§ **Task details**:
Show all lines that include the string "people"; copy each one.

[Some records]
::::::::

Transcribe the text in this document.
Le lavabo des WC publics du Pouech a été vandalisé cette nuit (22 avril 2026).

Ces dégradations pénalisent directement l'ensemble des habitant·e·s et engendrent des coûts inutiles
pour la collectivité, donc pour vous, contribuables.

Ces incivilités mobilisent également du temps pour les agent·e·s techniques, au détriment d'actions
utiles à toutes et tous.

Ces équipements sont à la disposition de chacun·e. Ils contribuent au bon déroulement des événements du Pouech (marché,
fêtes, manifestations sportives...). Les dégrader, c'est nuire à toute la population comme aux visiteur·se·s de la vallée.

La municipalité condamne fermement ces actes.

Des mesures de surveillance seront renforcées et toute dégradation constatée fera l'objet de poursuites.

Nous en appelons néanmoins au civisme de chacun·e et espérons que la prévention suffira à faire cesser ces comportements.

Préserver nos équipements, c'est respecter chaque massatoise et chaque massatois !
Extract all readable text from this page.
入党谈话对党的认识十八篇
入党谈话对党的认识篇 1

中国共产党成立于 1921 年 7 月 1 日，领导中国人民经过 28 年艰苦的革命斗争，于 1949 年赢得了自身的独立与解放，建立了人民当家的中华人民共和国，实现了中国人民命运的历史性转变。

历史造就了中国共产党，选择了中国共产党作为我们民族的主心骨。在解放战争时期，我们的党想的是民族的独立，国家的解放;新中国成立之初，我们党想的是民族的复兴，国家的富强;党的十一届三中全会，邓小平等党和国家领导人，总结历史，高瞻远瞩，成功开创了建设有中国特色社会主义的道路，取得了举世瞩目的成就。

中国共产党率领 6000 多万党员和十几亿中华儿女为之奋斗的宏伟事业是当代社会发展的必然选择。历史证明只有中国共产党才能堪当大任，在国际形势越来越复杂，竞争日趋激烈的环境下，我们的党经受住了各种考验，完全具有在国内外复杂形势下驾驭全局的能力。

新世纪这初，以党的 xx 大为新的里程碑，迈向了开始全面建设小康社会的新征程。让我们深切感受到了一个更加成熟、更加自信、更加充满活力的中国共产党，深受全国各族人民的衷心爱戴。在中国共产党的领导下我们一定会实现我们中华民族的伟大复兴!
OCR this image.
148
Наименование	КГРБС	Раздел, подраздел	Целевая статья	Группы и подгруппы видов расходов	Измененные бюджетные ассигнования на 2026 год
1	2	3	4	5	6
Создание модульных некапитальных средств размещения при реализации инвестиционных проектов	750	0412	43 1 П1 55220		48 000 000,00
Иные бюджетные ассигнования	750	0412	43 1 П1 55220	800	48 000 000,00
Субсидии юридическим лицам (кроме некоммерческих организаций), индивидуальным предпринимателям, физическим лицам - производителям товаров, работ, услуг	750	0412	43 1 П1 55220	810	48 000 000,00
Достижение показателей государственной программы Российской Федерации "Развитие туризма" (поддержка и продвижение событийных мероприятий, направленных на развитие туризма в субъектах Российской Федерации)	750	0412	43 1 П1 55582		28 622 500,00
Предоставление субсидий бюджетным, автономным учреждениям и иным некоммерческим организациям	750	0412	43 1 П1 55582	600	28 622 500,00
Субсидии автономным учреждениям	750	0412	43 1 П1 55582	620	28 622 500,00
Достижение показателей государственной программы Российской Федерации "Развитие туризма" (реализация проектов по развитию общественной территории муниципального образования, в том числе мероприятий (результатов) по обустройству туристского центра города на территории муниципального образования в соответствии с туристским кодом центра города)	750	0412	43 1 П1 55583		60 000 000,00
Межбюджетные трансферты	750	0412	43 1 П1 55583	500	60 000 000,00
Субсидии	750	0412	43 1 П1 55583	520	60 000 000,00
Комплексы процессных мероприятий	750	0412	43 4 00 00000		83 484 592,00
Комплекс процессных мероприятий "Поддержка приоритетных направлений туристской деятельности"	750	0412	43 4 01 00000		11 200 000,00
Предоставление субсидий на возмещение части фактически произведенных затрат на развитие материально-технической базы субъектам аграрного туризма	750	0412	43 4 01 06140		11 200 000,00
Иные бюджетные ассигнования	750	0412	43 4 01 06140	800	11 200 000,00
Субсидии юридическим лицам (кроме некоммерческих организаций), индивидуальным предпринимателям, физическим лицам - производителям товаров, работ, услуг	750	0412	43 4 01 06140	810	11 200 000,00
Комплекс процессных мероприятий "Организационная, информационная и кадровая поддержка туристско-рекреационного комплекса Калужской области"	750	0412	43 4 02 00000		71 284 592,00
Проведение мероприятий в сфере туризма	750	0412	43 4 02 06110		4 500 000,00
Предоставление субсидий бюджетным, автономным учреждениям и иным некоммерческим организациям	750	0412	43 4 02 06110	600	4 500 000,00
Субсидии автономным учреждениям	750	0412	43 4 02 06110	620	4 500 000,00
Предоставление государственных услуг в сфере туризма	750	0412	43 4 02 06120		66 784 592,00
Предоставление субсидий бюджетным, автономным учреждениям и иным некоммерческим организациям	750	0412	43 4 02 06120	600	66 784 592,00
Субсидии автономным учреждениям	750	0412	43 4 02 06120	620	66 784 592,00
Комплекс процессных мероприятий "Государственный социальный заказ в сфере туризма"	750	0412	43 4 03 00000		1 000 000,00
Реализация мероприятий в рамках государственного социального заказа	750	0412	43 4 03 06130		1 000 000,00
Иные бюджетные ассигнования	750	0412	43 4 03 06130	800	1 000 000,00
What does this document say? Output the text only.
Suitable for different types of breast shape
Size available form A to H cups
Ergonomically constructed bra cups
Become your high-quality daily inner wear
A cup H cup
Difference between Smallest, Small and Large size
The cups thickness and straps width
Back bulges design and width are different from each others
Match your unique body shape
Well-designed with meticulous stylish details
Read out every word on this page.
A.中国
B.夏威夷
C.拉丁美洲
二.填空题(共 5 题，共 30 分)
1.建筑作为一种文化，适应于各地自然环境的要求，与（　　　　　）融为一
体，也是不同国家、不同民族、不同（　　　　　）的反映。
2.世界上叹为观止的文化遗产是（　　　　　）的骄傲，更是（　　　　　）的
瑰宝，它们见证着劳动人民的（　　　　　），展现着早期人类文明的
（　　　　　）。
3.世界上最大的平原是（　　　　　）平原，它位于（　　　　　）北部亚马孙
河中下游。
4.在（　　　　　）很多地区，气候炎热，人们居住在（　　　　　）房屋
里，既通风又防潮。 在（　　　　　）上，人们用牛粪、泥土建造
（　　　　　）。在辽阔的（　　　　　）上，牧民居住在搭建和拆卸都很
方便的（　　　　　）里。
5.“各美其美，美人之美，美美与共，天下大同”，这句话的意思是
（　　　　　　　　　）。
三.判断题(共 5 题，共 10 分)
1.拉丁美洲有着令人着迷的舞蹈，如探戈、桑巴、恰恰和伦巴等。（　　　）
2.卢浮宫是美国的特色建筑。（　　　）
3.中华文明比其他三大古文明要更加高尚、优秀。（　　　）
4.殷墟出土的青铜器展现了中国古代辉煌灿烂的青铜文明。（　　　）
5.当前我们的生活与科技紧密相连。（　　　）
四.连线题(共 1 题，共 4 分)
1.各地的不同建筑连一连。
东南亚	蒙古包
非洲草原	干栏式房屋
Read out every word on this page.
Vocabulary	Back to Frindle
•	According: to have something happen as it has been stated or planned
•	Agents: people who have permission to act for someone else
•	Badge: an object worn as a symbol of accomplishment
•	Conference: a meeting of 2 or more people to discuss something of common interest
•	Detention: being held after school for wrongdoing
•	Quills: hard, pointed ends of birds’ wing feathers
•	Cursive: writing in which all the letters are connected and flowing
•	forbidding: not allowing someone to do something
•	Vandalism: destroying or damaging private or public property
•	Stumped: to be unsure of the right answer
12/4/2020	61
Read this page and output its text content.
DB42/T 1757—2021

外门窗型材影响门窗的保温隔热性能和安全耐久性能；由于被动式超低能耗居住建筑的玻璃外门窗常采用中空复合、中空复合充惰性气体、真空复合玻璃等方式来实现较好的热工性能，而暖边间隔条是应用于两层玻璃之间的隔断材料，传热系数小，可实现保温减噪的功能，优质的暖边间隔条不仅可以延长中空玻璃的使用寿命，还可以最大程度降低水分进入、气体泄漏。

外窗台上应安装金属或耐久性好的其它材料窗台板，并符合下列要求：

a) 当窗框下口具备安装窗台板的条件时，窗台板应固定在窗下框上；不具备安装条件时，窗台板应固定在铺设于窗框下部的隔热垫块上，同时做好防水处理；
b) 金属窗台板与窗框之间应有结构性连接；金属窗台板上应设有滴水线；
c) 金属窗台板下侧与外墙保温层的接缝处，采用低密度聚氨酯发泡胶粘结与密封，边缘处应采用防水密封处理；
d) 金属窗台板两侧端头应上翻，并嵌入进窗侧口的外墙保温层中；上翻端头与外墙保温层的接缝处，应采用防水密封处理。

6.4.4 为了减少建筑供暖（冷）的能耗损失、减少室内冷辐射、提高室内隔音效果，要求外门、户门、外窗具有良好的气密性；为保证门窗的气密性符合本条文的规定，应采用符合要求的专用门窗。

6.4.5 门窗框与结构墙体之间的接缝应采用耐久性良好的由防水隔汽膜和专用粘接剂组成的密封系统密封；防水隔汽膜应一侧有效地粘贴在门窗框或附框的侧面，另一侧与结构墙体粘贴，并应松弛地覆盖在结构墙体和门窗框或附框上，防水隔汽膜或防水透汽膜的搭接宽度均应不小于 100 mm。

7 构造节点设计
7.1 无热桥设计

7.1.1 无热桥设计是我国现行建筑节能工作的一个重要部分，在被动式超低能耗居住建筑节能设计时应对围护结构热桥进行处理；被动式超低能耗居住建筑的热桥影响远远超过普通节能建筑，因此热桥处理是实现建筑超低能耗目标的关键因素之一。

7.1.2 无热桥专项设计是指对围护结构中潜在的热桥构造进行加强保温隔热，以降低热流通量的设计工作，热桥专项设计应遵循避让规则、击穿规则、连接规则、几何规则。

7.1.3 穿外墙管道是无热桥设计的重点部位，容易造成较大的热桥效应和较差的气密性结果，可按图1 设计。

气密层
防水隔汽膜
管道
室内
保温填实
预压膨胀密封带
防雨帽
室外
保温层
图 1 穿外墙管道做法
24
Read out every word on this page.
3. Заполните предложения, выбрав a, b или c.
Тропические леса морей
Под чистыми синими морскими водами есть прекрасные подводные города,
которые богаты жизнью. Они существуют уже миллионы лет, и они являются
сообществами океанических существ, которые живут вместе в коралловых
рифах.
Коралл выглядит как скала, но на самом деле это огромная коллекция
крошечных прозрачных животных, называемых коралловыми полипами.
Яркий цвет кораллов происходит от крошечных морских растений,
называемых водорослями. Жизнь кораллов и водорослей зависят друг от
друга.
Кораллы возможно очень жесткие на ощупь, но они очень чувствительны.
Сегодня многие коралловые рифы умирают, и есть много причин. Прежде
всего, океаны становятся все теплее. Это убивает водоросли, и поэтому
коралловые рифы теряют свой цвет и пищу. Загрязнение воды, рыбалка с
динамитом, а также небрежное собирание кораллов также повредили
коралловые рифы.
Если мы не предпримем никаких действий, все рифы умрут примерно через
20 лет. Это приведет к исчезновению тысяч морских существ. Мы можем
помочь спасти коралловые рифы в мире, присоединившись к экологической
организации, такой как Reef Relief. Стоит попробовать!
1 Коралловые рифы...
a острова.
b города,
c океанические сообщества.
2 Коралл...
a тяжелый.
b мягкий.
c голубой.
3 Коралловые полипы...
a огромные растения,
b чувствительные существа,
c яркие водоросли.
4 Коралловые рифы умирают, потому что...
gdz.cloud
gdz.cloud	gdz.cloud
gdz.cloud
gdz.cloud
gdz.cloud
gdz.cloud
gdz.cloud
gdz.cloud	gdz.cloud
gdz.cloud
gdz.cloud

::::::::

§ **Completed task**:
•	Agents: people who have permission to act for someone else
•	Conference: a meeting of 2 or more people to discuss something of common interest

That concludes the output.